##### INFORMATION SUPPLIED #####

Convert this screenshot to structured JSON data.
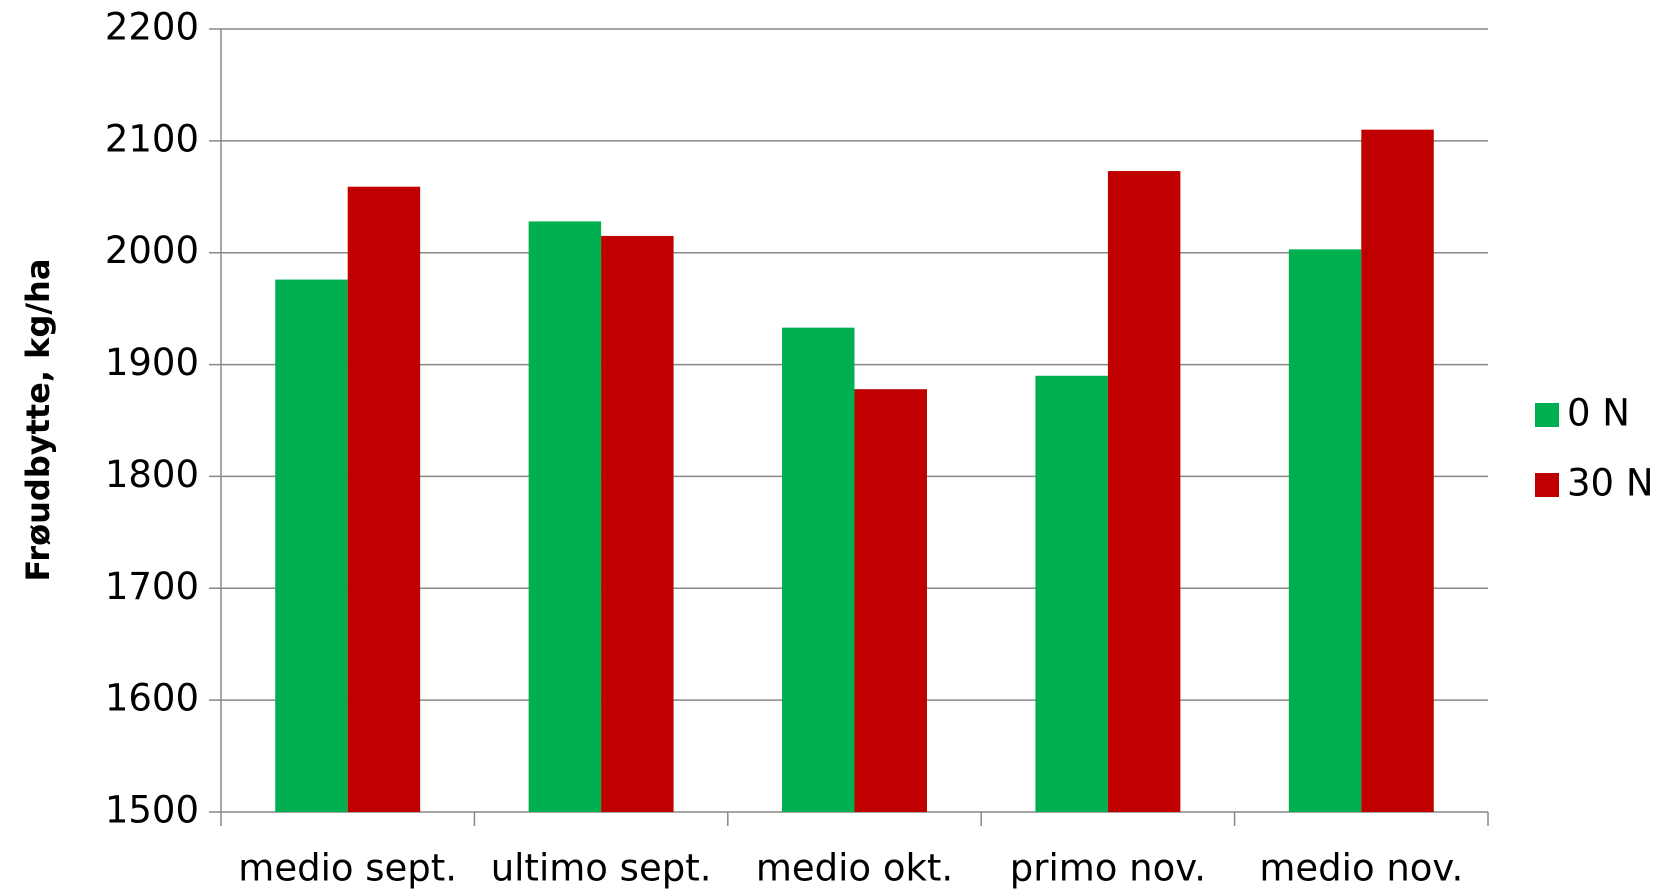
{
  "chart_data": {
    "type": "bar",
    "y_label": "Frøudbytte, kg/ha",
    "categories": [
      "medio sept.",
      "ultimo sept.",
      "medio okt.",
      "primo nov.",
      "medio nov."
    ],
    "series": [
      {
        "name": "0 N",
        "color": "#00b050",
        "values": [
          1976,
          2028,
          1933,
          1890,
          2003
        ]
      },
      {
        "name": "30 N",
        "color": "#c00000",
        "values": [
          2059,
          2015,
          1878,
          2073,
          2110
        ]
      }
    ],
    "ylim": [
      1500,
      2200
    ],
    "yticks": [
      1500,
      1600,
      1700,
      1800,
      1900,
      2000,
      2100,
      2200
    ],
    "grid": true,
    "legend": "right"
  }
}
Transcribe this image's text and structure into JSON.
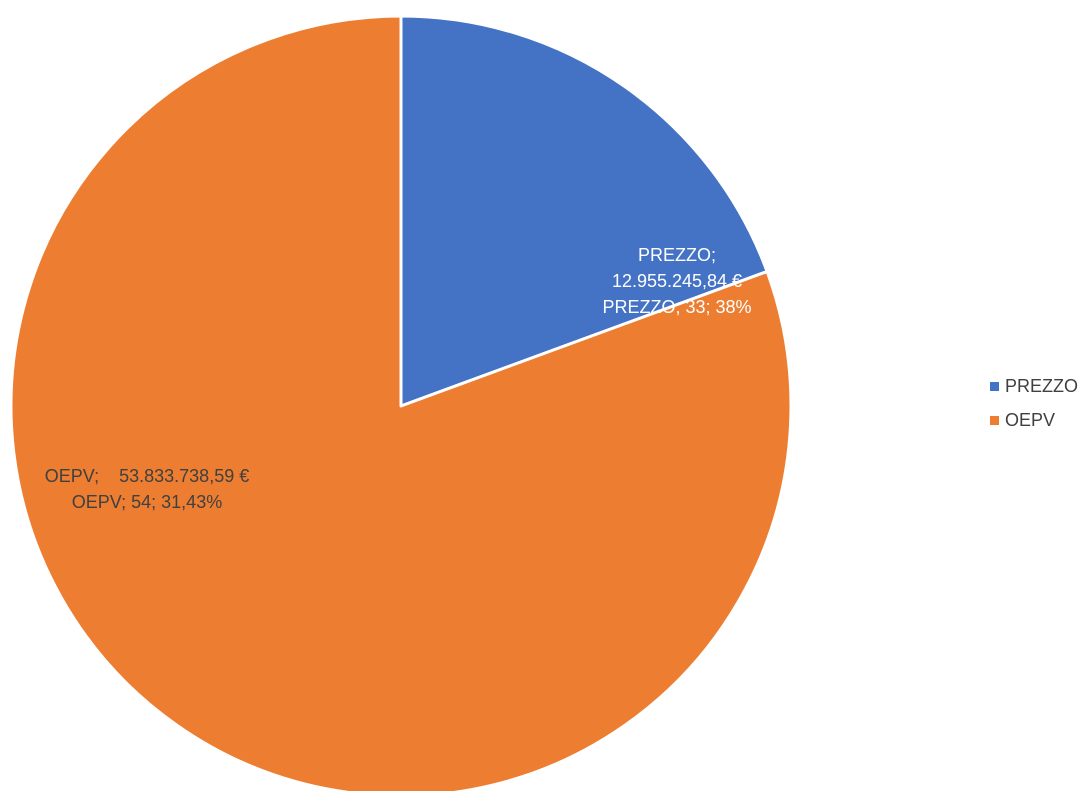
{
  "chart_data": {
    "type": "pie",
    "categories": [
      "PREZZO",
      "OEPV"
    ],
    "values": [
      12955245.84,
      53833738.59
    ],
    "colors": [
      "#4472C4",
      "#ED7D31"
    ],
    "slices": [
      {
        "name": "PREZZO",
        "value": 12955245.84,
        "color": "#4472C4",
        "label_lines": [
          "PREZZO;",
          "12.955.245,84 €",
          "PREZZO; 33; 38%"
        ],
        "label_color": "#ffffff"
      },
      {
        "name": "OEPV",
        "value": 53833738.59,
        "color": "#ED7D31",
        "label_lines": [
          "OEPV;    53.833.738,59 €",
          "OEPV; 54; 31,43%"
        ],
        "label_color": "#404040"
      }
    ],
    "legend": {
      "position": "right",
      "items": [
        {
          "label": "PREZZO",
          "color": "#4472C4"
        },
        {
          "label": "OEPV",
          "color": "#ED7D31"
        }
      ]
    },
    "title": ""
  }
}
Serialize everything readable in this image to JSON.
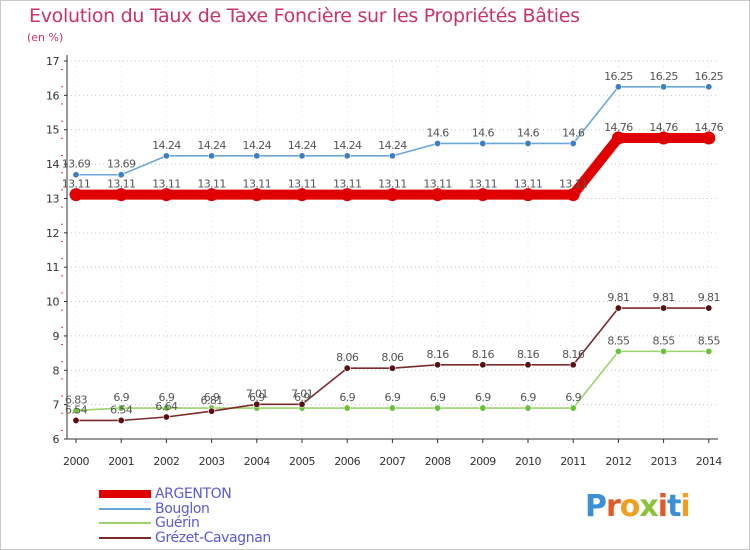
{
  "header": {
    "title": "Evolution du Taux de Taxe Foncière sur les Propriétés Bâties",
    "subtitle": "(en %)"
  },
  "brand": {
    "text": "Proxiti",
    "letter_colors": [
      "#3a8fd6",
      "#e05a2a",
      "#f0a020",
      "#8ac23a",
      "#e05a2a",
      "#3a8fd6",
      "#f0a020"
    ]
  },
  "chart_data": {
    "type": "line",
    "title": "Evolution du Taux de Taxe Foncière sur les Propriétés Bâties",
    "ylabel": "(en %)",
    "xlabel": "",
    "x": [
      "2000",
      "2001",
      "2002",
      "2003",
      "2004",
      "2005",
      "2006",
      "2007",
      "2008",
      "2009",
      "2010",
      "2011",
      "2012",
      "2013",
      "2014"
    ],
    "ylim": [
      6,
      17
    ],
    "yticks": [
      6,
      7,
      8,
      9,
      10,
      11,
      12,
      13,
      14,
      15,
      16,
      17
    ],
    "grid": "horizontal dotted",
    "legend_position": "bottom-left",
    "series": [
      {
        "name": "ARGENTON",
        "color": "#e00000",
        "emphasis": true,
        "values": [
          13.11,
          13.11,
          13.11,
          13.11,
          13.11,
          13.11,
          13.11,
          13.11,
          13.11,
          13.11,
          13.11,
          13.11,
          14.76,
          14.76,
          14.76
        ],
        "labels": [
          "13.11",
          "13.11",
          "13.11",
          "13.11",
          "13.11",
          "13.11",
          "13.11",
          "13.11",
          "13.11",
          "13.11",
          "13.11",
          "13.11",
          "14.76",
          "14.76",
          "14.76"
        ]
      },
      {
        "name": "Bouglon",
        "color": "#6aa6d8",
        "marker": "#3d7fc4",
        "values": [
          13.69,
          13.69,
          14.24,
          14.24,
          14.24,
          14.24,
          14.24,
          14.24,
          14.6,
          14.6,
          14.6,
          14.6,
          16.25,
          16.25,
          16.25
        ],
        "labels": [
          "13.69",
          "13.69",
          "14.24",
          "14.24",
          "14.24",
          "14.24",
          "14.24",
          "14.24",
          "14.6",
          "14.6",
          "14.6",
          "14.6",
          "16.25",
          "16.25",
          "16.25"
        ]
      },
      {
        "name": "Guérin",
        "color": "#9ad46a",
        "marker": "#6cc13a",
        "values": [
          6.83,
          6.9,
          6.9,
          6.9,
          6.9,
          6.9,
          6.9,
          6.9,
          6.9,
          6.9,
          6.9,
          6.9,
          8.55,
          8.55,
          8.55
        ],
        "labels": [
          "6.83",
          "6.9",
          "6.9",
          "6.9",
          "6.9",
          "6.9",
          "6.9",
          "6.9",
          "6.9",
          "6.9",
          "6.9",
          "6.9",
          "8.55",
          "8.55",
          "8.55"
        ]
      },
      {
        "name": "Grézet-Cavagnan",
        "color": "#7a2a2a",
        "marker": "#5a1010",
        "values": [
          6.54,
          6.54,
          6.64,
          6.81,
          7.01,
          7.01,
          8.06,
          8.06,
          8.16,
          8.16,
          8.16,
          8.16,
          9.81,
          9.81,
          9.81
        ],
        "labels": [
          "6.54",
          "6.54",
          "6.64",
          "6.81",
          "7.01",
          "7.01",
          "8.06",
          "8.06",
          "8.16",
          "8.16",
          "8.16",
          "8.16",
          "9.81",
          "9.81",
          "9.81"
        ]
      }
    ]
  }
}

#####

• [EXERCISE DIRECTIONS]:
Output every entry verbatim. Pictures do not belong in the copy.

• [ANSWER]:
Convert this screenshot to structured JSON data.
{
  "chart_data": {
    "type": "bar",
    "y_label": "Frøudbytte, kg/ha",
    "categories": [
      "medio sept.",
      "ultimo sept.",
      "medio okt.",
      "primo nov.",
      "medio nov."
    ],
    "series": [
      {
        "name": "0 N",
        "color": "#00b050",
        "values": [
          1976,
          2028,
          1933,
          1890,
          2003
        ]
      },
      {
        "name": "30 N",
        "color": "#c00000",
        "values": [
          2059,
          2015,
          1878,
          2073,
          2110
        ]
      }
    ],
    "ylim": [
      1500,
      2200
    ],
    "yticks": [
      1500,
      1600,
      1700,
      1800,
      1900,
      2000,
      2100,
      2200
    ],
    "grid": true,
    "legend": "right"
  }
}
Transcribe this image's text and structure into JSON.
{
  "chart_data": {
    "type": "pie",
    "categories": [
      "PREZZO",
      "OEPV"
    ],
    "values": [
      12955245.84,
      53833738.59
    ],
    "colors": [
      "#4472C4",
      "#ED7D31"
    ],
    "slices": [
      {
        "name": "PREZZO",
        "value": 12955245.84,
        "color": "#4472C4",
        "label_lines": [
          "PREZZO;",
          "12.955.245,84 €",
          "PREZZO; 33; 38%"
        ],
        "label_color": "#ffffff"
      },
      {
        "name": "OEPV",
        "value": 53833738.59,
        "color": "#ED7D31",
        "label_lines": [
          "OEPV;    53.833.738,59 €",
          "OEPV; 54; 31,43%"
        ],
        "label_color": "#404040"
      }
    ],
    "legend": {
      "position": "right",
      "items": [
        {
          "label": "PREZZO",
          "color": "#4472C4"
        },
        {
          "label": "OEPV",
          "color": "#ED7D31"
        }
      ]
    },
    "title": ""
  }
}
Serialize everything readable in this image to JSON.
{
  "header": {
    "title": "Evolution du Taux de Taxe Foncière sur les Propriétés Bâties",
    "subtitle": "(en %)"
  },
  "brand": {
    "text": "Proxiti",
    "letter_colors": [
      "#3a8fd6",
      "#e05a2a",
      "#f0a020",
      "#8ac23a",
      "#e05a2a",
      "#3a8fd6",
      "#f0a020"
    ]
  },
  "chart_data": {
    "type": "line",
    "title": "Evolution du Taux de Taxe Foncière sur les Propriétés Bâties",
    "ylabel": "(en %)",
    "xlabel": "",
    "x": [
      "2000",
      "2001",
      "2002",
      "2003",
      "2004",
      "2005",
      "2006",
      "2007",
      "2008",
      "2009",
      "2010",
      "2011",
      "2012",
      "2013",
      "2014"
    ],
    "ylim": [
      6,
      17
    ],
    "yticks": [
      6,
      7,
      8,
      9,
      10,
      11,
      12,
      13,
      14,
      15,
      16,
      17
    ],
    "grid": "horizontal dotted",
    "legend_position": "bottom-left",
    "series": [
      {
        "name": "ARGENTON",
        "color": "#e00000",
        "emphasis": true,
        "values": [
          13.11,
          13.11,
          13.11,
          13.11,
          13.11,
          13.11,
          13.11,
          13.11,
          13.11,
          13.11,
          13.11,
          13.11,
          14.76,
          14.76,
          14.76
        ],
        "labels": [
          "13.11",
          "13.11",
          "13.11",
          "13.11",
          "13.11",
          "13.11",
          "13.11",
          "13.11",
          "13.11",
          "13.11",
          "13.11",
          "13.11",
          "14.76",
          "14.76",
          "14.76"
        ]
      },
      {
        "name": "Bouglon",
        "color": "#6aa6d8",
        "marker": "#3d7fc4",
        "values": [
          13.69,
          13.69,
          14.24,
          14.24,
          14.24,
          14.24,
          14.24,
          14.24,
          14.6,
          14.6,
          14.6,
          14.6,
          16.25,
          16.25,
          16.25
        ],
        "labels": [
          "13.69",
          "13.69",
          "14.24",
          "14.24",
          "14.24",
          "14.24",
          "14.24",
          "14.24",
          "14.6",
          "14.6",
          "14.6",
          "14.6",
          "16.25",
          "16.25",
          "16.25"
        ]
      },
      {
        "name": "Guérin",
        "color": "#9ad46a",
        "marker": "#6cc13a",
        "values": [
          6.83,
          6.9,
          6.9,
          6.9,
          6.9,
          6.9,
          6.9,
          6.9,
          6.9,
          6.9,
          6.9,
          6.9,
          8.55,
          8.55,
          8.55
        ],
        "labels": [
          "6.83",
          "6.9",
          "6.9",
          "6.9",
          "6.9",
          "6.9",
          "6.9",
          "6.9",
          "6.9",
          "6.9",
          "6.9",
          "6.9",
          "8.55",
          "8.55",
          "8.55"
        ]
      },
      {
        "name": "Grézet-Cavagnan",
        "color": "#7a2a2a",
        "marker": "#5a1010",
        "values": [
          6.54,
          6.54,
          6.64,
          6.81,
          7.01,
          7.01,
          8.06,
          8.06,
          8.16,
          8.16,
          8.16,
          8.16,
          9.81,
          9.81,
          9.81
        ],
        "labels": [
          "6.54",
          "6.54",
          "6.64",
          "6.81",
          "7.01",
          "7.01",
          "8.06",
          "8.06",
          "8.16",
          "8.16",
          "8.16",
          "8.16",
          "9.81",
          "9.81",
          "9.81"
        ]
      }
    ]
  }
}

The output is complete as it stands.